Your objective> Omit any picture, and return the remaining data exactly as written.

Given data>

◆ ◆ ◆ ◆ ◆

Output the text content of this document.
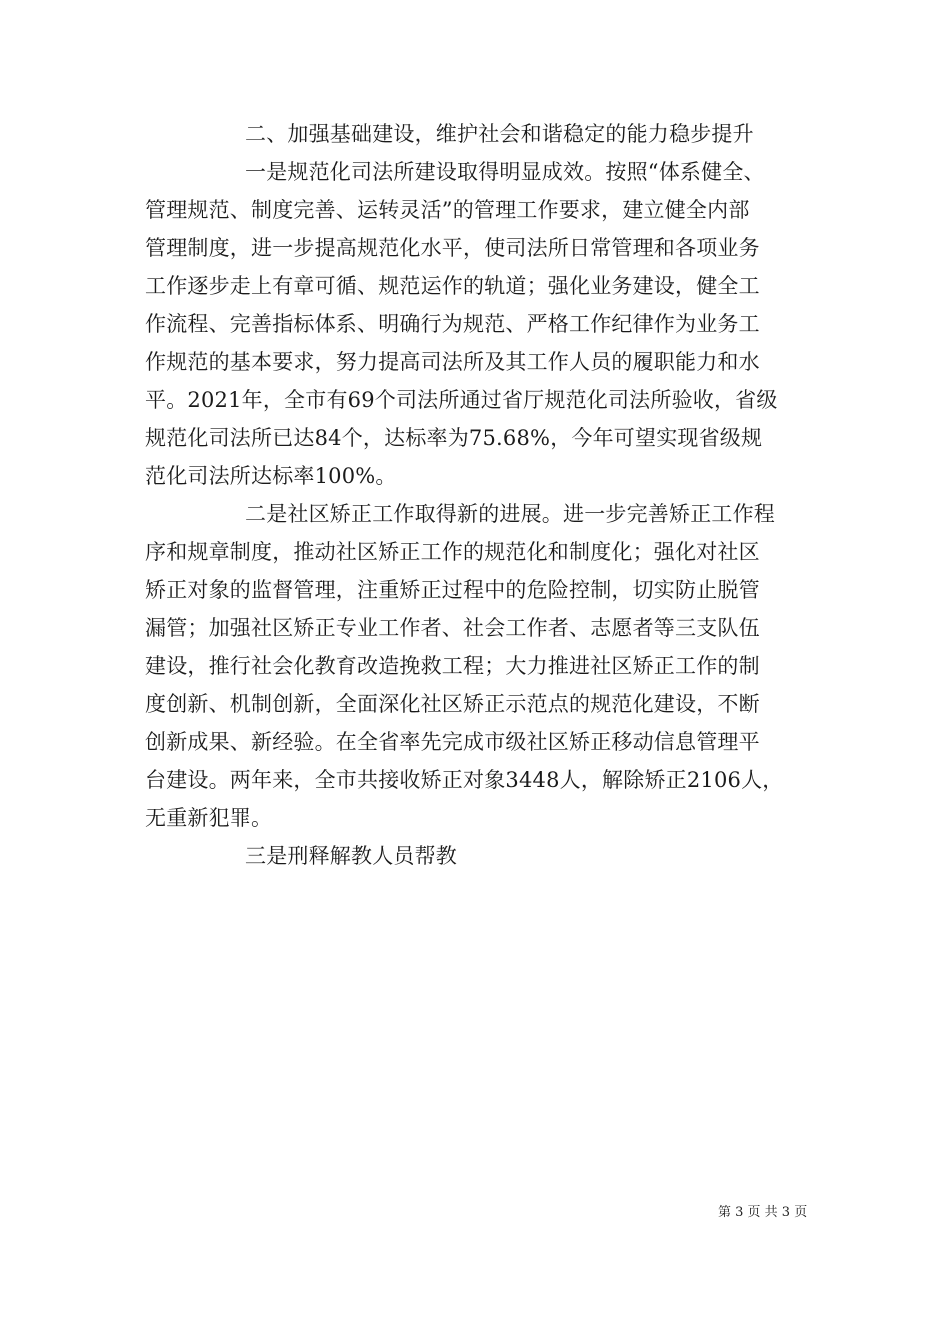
二、加强基础建设，维护社会和谐稳定的能力稳步提升
一是规范化司法所建设取得明显成效。按照“体系健全、
管理规范、制度完善、运转灵活”的管理工作要求，建立健全内部
管理制度，进一步提高规范化水平，使司法所日常管理和各项业务
工作逐步走上有章可循、规范运作的轨道；强化业务建设，健全工
作流程、完善指标体系、明确行为规范、严格工作纪律作为业务工
作规范的基本要求，努力提高司法所及其工作人员的履职能力和水
平。2021年，全市有69个司法所通过省厅规范化司法所验收，省级
规范化司法所已达84个，达标率为75.68%，今年可望实现省级规
范化司法所达标率100%。
二是社区矫正工作取得新的进展。进一步完善矫正工作程
序和规章制度，推动社区矫正工作的规范化和制度化；强化对社区
矫正对象的监督管理，注重矫正过程中的危险控制，切实防止脱管
漏管；加强社区矫正专业工作者、社会工作者、志愿者等三支队伍
建设，推行社会化教育改造挽救工程；大力推进社区矫正工作的制
度创新、机制创新，全面深化社区矫正示范点的规范化建设，不断
创新成果、新经验。在全省率先完成市级社区矫正移动信息管理平
台建设。两年来，全市共接收矫正对象3448人，解除矫正2106人，
无重新犯罪。
三是刑释解教人员帮教
第 3 页 共 3 页
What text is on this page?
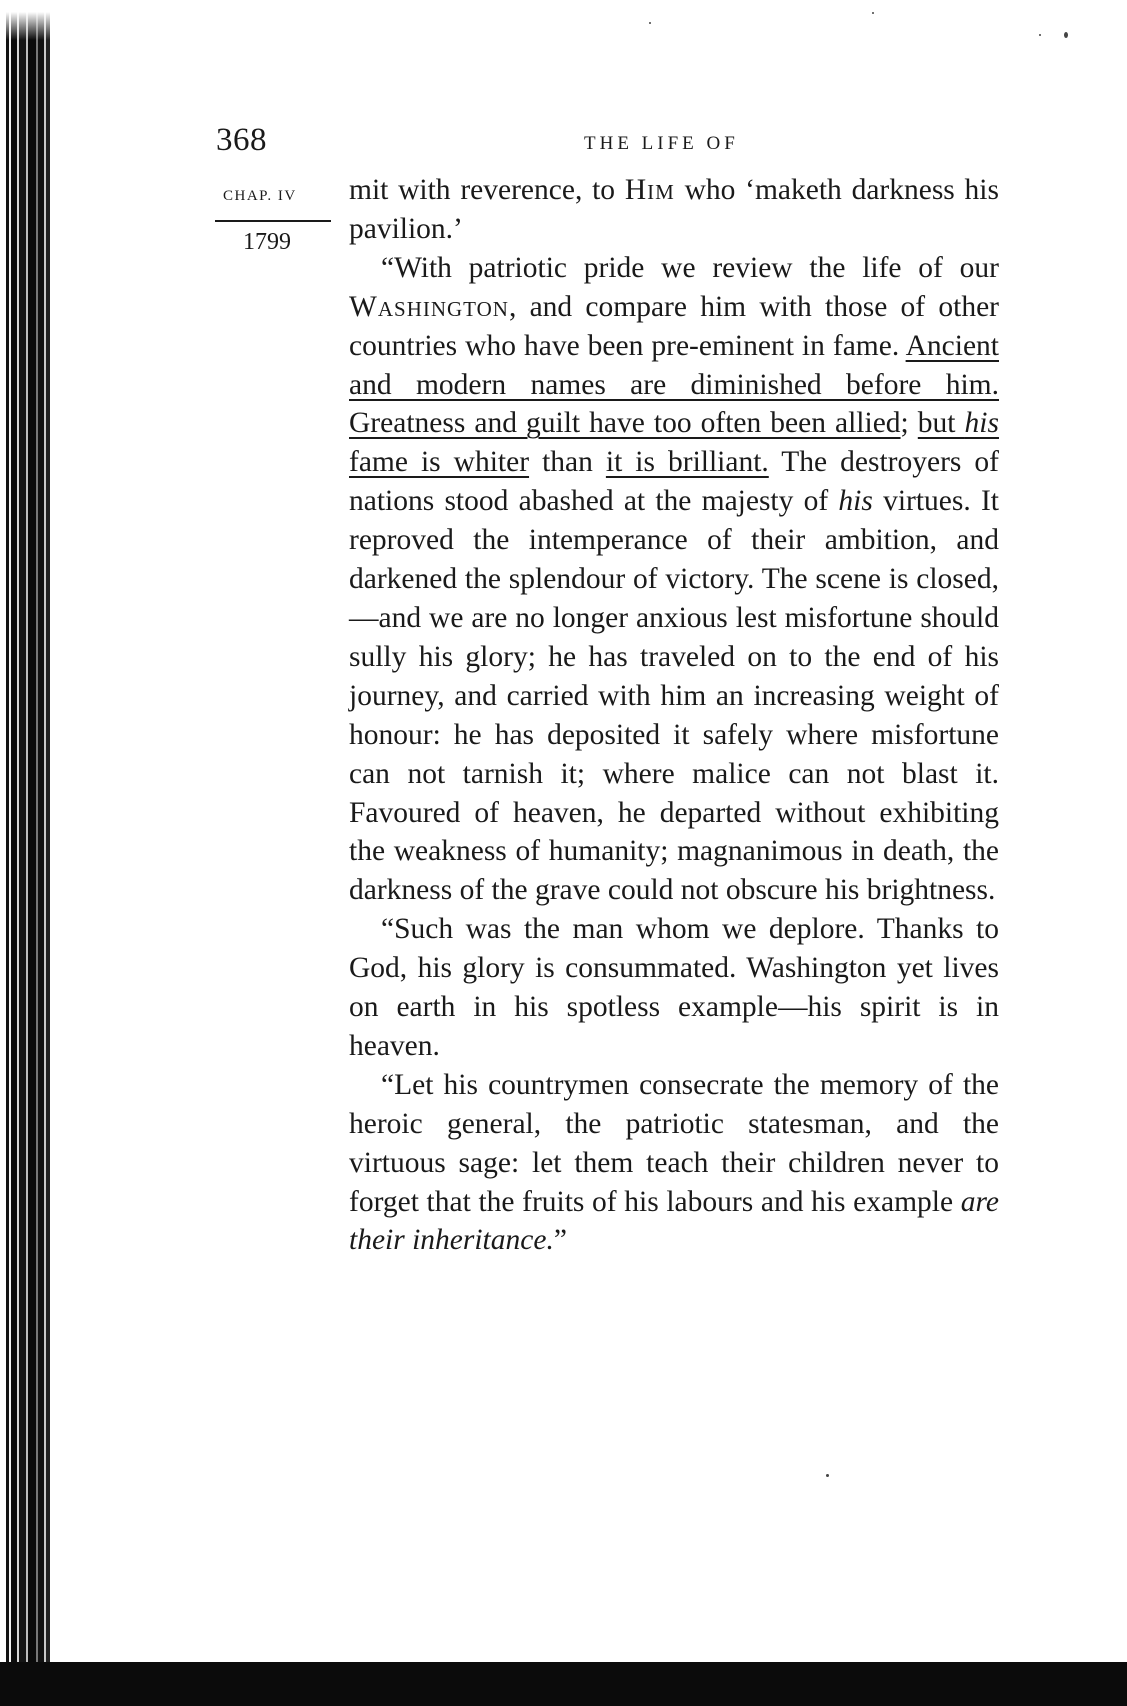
368	THE LIFE OF
CHAP. IV
1799

mit with reverence, to Him who ‘maketh darkness his pavilion.’

“With patriotic pride we review the life of our Washington, and compare him with those of other countries who have been pre-eminent in fame. Ancient and modern names are diminished before him. Greatness and guilt have too often been allied; but his fame is whiter than it is brilliant. The destroyers of nations stood abashed at the majesty of his virtues. It reproved the intemperance of their ambition, and darkened the splendour of victory. The scene is closed,—and we are no longer anxious lest misfortune should sully his glory; he has traveled on to the end of his journey, and carried with him an increasing weight of honour: he has deposited it safely where misfortune can not tarnish it; where malice can not blast it. Favoured of heaven, he departed without exhibiting the weakness of humanity; magnanimous in death, the darkness of the grave could not obscure his brightness.

“Such was the man whom we deplore. Thanks to God, his glory is consummated. Washington yet lives on earth in his spotless example—his spirit is in heaven.

“Let his countrymen consecrate the memory of the heroic general, the patriotic statesman, and the virtuous sage: let them teach their children never to forget that the fruits of his labours and his example are their inheritance.”
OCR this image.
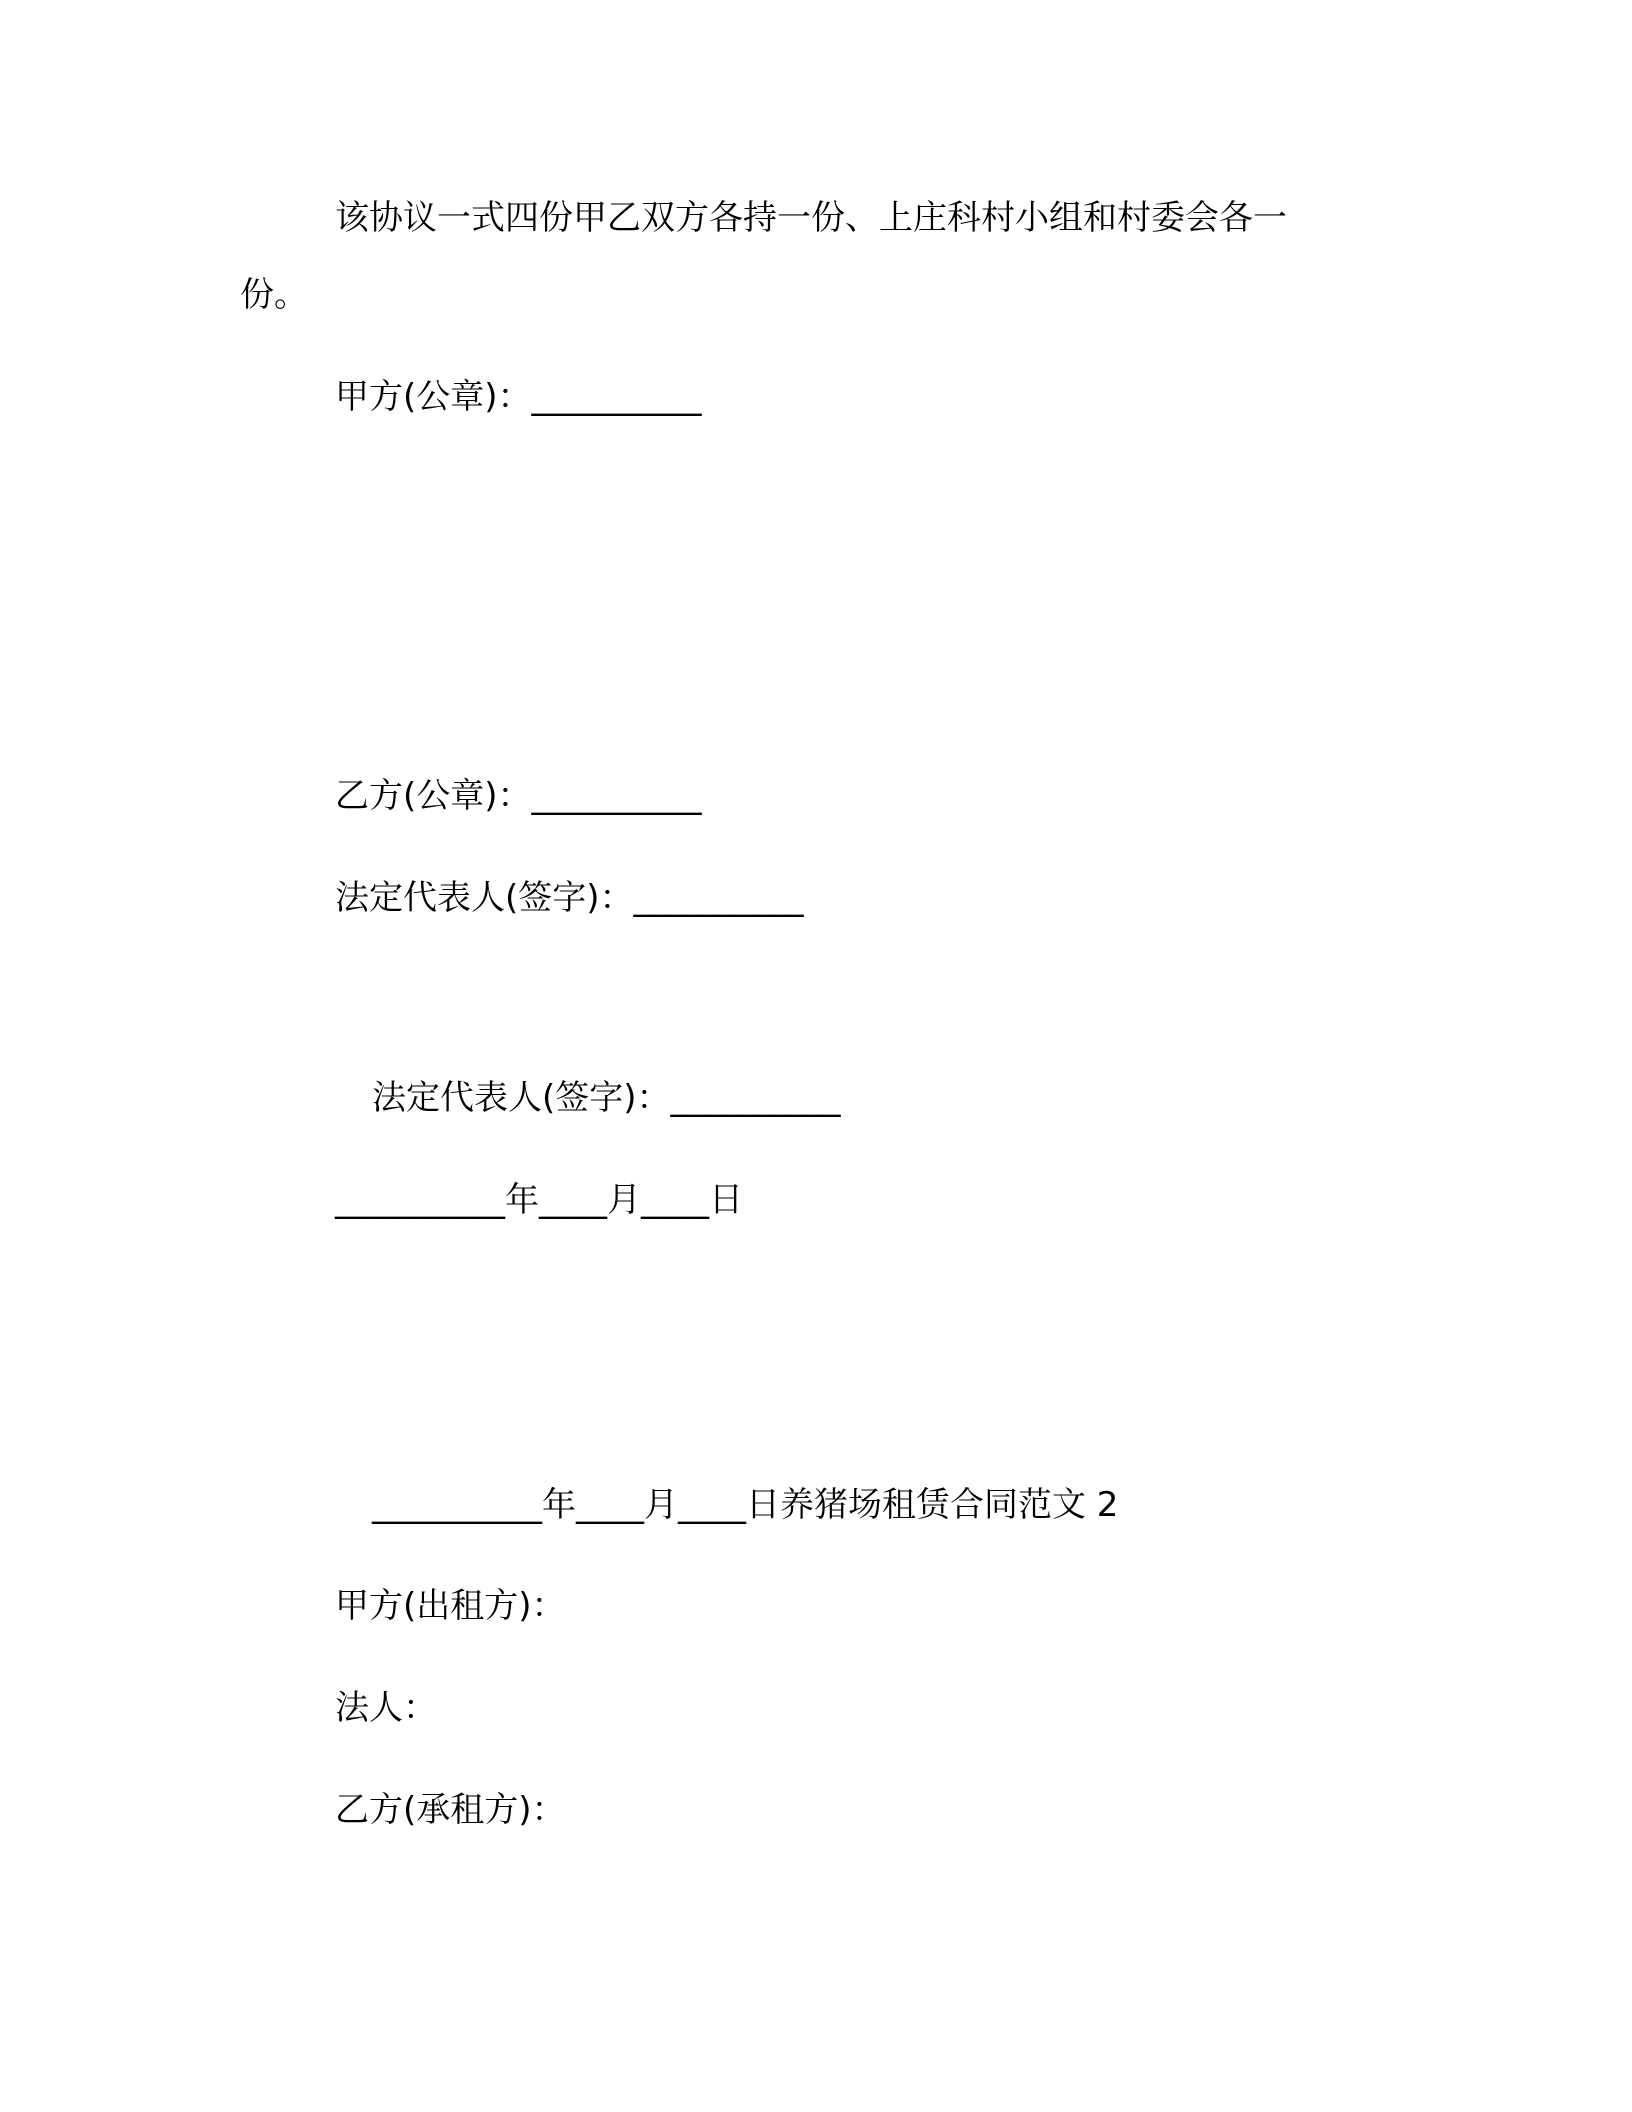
该协议一式四份甲乙双方各持一份、上庄科村小组和村委会各一
份。
甲方(公章)：__________
乙方(公章)：__________
法定代表人(签字)：__________
法定代表人(签字)：__________
__________年____月____日
__________年____月____日养猪场租赁合同范文 2
甲方(出租方)：
法人：
乙方(承租方)：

◆ ◆ ◆ ◆ ◆

Solution to the problem>
Output the text content of this document.
二、加强基础建设，维护社会和谐稳定的能力稳步提升
一是规范化司法所建设取得明显成效。按照“体系健全、
管理规范、制度完善、运转灵活”的管理工作要求，建立健全内部
管理制度，进一步提高规范化水平，使司法所日常管理和各项业务
工作逐步走上有章可循、规范运作的轨道；强化业务建设，健全工
作流程、完善指标体系、明确行为规范、严格工作纪律作为业务工
作规范的基本要求，努力提高司法所及其工作人员的履职能力和水
平。2021年，全市有69个司法所通过省厅规范化司法所验收，省级
规范化司法所已达84个，达标率为75.68%，今年可望实现省级规
范化司法所达标率100%。
二是社区矫正工作取得新的进展。进一步完善矫正工作程
序和规章制度，推动社区矫正工作的规范化和制度化；强化对社区
矫正对象的监督管理，注重矫正过程中的危险控制，切实防止脱管
漏管；加强社区矫正专业工作者、社会工作者、志愿者等三支队伍
建设，推行社会化教育改造挽救工程；大力推进社区矫正工作的制
度创新、机制创新，全面深化社区矫正示范点的规范化建设，不断
创新成果、新经验。在全省率先完成市级社区矫正移动信息管理平
台建设。两年来，全市共接收矫正对象3448人，解除矫正2106人，
无重新犯罪。
三是刑释解教人员帮教
第 3 页 共 3 页
What text is on this page?
368	THE LIFE OF
CHAP. IV
1799

mit with reverence, to Him who ‘maketh darkness his pavilion.’

“With patriotic pride we review the life of our Washington, and compare him with those of other countries who have been pre-eminent in fame. Ancient and modern names are diminished before him. Greatness and guilt have too often been allied; but his fame is whiter than it is brilliant. The destroyers of nations stood abashed at the majesty of his virtues. It reproved the intemperance of their ambition, and darkened the splendour of victory. The scene is closed,—and we are no longer anxious lest misfortune should sully his glory; he has traveled on to the end of his journey, and carried with him an increasing weight of honour: he has deposited it safely where misfortune can not tarnish it; where malice can not blast it. Favoured of heaven, he departed without exhibiting the weakness of humanity; magnanimous in death, the darkness of the grave could not obscure his brightness.

“Such was the man whom we deplore. Thanks to God, his glory is consummated. Washington yet lives on earth in his spotless example—his spirit is in heaven.

“Let his countrymen consecrate the memory of the heroic general, the patriotic statesman, and the virtuous sage: let them teach their children never to forget that the fruits of his labours and his example are their inheritance.”
OCR this image.
该协议一式四份甲乙双方各持一份、上庄科村小组和村委会各一
份。
甲方(公章)：__________
乙方(公章)：__________
法定代表人(签字)：__________
法定代表人(签字)：__________
__________年____月____日
__________年____月____日养猪场租赁合同范文 2
甲方(出租方)：
法人：
乙方(承租方)：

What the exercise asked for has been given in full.